§ Required task: For this exercise, copy out each line of the material below that includes "استانداردهایISOوTS".

+--

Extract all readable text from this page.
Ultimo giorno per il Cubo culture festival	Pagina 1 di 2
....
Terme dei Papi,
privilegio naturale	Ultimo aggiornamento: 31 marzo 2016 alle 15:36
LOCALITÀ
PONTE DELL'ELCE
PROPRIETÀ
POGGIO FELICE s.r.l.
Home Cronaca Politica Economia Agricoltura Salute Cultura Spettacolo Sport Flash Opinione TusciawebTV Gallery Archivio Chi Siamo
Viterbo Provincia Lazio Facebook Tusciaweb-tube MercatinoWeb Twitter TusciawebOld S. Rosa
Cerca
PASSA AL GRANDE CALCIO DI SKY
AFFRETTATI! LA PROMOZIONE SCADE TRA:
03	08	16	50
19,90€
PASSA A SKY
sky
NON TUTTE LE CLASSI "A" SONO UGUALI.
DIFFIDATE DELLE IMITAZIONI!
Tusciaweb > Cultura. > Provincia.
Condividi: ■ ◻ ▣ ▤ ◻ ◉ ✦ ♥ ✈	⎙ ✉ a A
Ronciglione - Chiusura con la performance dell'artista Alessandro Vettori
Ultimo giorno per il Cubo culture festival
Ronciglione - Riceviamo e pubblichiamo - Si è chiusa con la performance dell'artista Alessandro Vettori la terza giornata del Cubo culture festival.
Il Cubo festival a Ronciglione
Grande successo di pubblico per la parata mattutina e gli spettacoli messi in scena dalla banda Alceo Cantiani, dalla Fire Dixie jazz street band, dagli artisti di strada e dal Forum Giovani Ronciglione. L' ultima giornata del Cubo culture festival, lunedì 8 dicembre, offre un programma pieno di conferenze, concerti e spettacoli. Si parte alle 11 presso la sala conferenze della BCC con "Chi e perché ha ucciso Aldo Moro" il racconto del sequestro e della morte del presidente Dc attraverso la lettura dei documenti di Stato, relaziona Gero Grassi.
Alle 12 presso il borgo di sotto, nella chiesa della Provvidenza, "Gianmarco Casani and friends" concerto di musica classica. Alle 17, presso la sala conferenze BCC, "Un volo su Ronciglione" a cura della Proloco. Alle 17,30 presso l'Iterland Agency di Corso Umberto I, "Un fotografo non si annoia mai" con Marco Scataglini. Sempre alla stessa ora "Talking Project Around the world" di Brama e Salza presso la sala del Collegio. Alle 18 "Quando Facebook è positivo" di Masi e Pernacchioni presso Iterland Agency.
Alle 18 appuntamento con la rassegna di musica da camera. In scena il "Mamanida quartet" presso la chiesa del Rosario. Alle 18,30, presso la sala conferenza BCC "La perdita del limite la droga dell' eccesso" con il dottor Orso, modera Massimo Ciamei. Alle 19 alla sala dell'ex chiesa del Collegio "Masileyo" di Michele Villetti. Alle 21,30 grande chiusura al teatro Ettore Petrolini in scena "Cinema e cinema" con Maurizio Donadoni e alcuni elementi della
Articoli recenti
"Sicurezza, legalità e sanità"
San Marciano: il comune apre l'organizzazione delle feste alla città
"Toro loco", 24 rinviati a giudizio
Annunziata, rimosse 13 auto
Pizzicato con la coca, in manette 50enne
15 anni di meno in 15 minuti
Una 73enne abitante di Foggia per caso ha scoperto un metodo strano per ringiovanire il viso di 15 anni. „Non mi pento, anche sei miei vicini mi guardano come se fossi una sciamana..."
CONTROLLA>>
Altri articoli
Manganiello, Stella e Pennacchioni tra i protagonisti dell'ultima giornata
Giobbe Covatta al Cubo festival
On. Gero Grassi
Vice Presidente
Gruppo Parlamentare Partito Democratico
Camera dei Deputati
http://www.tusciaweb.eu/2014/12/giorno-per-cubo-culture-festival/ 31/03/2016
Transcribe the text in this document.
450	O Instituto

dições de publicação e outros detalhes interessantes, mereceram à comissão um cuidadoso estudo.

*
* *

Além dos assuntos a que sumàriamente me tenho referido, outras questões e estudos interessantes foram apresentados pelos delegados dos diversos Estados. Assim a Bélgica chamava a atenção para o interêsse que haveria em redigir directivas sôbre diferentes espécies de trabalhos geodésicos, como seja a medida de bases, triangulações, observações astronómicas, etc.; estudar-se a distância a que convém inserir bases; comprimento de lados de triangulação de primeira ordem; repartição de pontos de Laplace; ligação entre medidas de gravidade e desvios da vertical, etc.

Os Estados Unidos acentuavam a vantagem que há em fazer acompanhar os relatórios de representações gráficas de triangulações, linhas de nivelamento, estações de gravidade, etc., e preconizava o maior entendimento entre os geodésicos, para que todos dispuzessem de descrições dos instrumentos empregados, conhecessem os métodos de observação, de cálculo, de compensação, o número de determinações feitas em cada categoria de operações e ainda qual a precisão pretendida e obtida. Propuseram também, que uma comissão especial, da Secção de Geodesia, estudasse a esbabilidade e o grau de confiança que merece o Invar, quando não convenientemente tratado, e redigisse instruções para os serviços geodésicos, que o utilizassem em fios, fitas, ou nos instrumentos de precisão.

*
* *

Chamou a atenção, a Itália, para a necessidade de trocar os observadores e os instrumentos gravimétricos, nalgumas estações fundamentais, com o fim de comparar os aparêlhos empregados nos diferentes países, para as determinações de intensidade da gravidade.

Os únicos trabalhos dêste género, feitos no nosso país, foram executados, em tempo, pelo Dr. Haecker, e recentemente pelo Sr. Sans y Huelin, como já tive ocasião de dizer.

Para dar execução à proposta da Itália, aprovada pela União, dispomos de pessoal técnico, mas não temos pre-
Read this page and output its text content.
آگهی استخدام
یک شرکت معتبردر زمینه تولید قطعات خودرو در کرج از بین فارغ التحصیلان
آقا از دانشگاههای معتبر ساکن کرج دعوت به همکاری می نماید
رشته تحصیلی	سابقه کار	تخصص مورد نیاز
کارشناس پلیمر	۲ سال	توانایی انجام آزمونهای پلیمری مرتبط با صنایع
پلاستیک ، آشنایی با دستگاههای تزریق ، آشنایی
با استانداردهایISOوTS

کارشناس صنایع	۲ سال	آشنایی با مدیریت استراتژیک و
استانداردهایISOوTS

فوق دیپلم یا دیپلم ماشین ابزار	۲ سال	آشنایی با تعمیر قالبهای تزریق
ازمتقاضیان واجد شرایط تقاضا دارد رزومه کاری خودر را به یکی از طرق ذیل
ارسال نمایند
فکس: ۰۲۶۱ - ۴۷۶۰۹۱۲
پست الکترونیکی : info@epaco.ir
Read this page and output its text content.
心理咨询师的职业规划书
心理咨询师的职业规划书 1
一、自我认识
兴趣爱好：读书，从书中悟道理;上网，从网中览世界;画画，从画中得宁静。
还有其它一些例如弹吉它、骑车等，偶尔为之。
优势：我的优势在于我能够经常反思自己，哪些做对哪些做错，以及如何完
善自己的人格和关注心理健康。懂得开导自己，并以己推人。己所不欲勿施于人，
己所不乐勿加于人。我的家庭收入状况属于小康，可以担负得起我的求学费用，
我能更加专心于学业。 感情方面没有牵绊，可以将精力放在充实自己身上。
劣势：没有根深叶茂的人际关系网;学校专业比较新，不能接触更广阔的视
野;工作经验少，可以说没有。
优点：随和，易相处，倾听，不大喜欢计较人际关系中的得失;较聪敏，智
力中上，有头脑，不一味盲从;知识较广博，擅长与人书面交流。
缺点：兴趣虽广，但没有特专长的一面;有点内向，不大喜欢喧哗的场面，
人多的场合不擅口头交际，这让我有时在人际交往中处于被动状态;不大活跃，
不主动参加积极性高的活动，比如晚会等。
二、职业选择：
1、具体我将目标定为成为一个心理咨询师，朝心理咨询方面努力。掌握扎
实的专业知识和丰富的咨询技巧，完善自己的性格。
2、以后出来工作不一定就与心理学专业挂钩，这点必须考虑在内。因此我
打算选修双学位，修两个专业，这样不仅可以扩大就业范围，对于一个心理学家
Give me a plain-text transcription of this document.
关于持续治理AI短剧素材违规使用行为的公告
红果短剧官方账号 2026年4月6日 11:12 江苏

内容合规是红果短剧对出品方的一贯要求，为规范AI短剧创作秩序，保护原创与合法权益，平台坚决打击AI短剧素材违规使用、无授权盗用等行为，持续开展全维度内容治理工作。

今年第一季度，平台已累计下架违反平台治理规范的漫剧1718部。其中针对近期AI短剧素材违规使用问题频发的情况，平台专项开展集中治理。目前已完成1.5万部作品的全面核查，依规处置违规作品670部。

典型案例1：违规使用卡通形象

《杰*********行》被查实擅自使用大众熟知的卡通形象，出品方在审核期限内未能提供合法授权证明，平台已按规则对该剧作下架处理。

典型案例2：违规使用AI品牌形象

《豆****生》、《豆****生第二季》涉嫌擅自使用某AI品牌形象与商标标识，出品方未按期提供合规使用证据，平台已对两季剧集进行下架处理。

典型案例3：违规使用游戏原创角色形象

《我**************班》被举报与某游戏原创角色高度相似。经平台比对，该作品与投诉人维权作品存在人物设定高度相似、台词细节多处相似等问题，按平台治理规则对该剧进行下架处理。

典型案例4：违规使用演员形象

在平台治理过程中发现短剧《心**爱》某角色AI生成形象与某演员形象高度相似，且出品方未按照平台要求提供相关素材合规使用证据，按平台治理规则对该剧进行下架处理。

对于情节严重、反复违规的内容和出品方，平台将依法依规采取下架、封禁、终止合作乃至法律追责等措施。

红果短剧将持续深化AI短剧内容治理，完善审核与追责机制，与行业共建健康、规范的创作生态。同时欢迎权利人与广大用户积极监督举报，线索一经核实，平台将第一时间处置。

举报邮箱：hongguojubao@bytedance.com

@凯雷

+--

§ Result:
با استانداردهایISOوTS
استانداردهایISOوTS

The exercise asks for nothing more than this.